* **Stated goal**
Wherever a line below holds the word "모니터링은", copy that line.

Data items
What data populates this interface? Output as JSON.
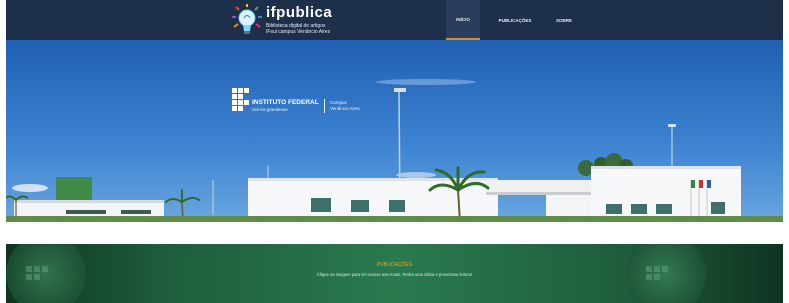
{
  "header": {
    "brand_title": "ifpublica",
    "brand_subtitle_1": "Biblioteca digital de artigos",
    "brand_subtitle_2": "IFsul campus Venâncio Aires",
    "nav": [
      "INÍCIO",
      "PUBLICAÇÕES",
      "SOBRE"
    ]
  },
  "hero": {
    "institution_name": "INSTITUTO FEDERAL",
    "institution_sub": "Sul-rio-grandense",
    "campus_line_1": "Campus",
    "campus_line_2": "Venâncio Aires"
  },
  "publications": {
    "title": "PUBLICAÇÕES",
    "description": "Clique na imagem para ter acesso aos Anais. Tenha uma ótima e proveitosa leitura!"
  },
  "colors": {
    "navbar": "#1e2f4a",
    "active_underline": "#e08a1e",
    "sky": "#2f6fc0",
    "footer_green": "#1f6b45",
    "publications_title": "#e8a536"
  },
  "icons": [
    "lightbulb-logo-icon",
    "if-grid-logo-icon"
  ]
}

* * *

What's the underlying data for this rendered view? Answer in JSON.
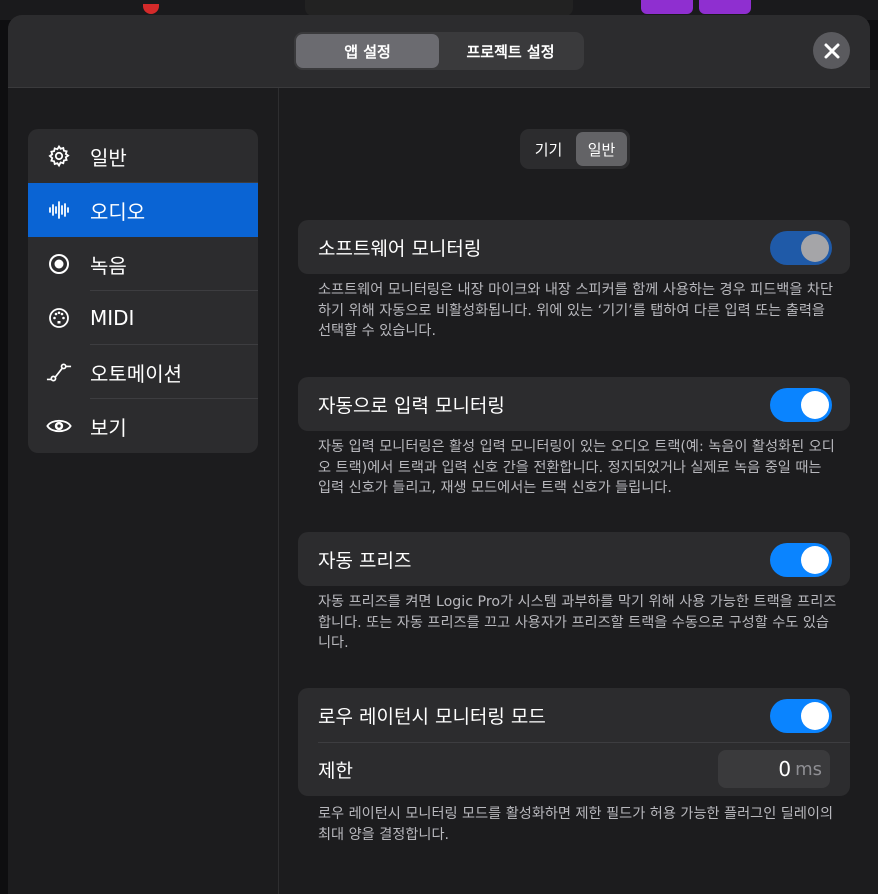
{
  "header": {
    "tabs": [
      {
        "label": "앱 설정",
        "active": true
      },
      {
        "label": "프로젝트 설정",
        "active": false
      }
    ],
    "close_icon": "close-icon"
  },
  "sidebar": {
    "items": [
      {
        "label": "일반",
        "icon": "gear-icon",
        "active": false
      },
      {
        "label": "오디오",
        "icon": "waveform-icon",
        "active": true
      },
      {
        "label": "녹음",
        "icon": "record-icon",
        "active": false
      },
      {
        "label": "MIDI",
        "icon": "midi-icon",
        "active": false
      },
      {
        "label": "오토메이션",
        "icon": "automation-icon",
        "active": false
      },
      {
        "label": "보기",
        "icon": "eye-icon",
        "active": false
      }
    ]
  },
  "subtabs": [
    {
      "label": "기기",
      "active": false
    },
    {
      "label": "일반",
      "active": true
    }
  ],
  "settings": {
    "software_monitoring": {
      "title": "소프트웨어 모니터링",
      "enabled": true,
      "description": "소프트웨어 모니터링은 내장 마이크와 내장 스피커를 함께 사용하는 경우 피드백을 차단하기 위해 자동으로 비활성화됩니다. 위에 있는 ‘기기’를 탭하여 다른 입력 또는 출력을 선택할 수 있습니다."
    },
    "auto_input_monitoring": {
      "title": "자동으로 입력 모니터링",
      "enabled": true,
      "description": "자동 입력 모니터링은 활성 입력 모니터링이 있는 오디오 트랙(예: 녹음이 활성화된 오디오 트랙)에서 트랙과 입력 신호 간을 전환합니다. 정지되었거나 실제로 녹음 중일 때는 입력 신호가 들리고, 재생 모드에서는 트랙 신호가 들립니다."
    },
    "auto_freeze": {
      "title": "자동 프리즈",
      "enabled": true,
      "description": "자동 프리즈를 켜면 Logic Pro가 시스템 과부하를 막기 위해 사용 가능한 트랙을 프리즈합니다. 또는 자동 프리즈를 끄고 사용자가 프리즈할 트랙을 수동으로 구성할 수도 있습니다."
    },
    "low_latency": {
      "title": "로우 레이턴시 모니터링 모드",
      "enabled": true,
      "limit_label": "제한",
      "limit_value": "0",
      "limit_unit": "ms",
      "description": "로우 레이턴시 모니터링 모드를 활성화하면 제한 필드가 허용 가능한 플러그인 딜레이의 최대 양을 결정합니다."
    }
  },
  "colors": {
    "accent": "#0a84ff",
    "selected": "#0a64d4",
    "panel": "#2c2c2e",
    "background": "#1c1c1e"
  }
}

* **Result**
      "description": "소프트웨어 모니터링은 내장 마이크와 내장 스피커를 함께 사용하는 경우 피드백을 차단하기 위해 자동으로 비활성화됩니다. 위에 있는 ‘기기’를 탭하여 다른 입력 또는 출력을 선택할 수 있습니다."
      "description": "자동 입력 모니터링은 활성 입력 모니터링이 있는 오디오 트랙(예: 녹음이 활성화된 오디오 트랙)에서 트랙과 입력 신호 간을 전환합니다. 정지되었거나 실제로 녹음 중일 때는 입력 신호가 들리고, 재생 모드에서는 트랙 신호가 들립니다."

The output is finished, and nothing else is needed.